◆ **SET PROBLEM**:
Pick out each line of the records that includes the string "aktów", and copy it.

AVAILABLE DATA start

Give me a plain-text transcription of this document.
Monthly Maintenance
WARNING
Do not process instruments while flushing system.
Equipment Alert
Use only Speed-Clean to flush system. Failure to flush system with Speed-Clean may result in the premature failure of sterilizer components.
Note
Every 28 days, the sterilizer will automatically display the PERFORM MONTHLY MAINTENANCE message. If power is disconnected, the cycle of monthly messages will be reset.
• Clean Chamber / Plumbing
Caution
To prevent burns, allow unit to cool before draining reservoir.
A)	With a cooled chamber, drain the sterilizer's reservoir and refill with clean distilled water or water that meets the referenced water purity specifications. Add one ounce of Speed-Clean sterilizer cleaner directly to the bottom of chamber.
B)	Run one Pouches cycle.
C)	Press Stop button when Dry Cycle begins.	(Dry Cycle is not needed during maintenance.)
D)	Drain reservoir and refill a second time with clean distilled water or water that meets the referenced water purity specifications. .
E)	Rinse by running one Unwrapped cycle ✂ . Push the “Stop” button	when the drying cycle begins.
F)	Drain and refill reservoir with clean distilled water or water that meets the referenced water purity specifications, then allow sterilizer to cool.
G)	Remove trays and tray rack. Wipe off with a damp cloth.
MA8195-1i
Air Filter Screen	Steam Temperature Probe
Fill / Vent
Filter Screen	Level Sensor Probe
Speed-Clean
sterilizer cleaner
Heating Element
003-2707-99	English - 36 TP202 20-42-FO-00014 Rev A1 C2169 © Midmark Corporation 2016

AVAILABLE DATA end
AVAILABLE DATA start

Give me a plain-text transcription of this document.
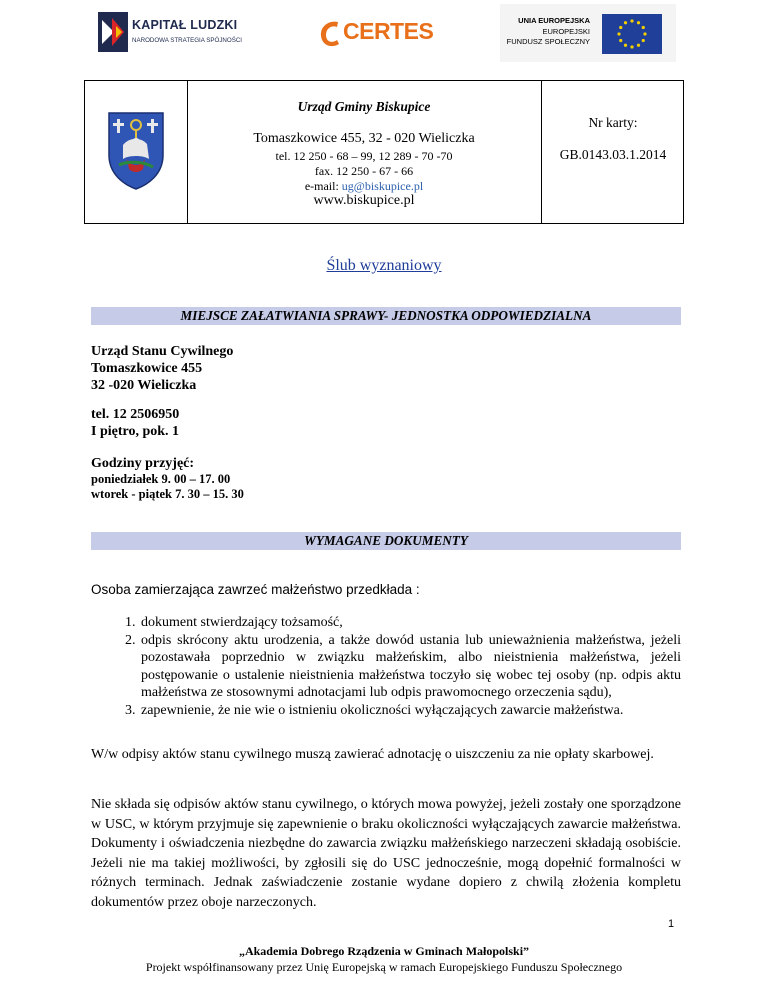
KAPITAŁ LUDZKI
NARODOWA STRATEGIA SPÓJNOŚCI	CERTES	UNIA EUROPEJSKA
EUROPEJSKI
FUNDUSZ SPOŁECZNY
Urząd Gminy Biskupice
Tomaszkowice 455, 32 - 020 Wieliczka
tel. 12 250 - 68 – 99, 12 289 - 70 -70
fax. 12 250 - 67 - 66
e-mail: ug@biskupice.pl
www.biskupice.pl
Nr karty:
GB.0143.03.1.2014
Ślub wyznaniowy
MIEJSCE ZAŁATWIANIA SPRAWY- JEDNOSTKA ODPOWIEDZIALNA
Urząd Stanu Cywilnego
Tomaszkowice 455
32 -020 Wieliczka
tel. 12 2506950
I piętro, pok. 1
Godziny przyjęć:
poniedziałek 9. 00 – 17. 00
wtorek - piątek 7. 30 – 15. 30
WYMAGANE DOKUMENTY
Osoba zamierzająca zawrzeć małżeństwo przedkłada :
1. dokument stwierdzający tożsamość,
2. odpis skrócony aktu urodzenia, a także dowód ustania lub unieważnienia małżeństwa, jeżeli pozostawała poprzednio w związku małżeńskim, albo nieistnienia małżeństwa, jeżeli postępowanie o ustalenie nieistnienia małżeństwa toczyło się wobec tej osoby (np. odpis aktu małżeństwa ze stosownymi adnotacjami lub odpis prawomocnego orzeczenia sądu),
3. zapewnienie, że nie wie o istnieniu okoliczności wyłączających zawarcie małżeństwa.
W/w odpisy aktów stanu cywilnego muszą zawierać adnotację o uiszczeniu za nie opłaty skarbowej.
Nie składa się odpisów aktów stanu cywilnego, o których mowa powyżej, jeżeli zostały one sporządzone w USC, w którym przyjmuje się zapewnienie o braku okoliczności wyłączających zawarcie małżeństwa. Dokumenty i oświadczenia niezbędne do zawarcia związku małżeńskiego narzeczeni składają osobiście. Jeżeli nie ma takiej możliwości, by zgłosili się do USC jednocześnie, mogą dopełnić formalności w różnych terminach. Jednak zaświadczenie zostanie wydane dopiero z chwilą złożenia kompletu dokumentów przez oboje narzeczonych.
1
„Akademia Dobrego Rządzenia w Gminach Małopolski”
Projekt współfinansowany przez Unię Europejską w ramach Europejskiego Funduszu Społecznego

AVAILABLE DATA end

◆ **TASK ANSWER**:
W/w odpisy aktów stanu cywilnego muszą zawierać adnotację o uiszczeniu za nie opłaty skarbowej.
Nie składa się odpisów aktów stanu cywilnego, o których mowa powyżej, jeżeli zostały one sporządzone w USC, w którym przyjmuje się zapewnienie o braku okoliczności wyłączających zawarcie małżeństwa. Dokumenty i oświadczenia niezbędne do zawarcia związku małżeńskiego narzeczeni składają osobiście. Jeżeli nie ma takiej możliwości, by zgłosili się do USC jednocześnie, mogą dopełnić formalności w różnych terminach. Jednak zaświadczenie zostanie wydane dopiero z chwilą złożenia kompletu dokumentów przez oboje narzeczonych.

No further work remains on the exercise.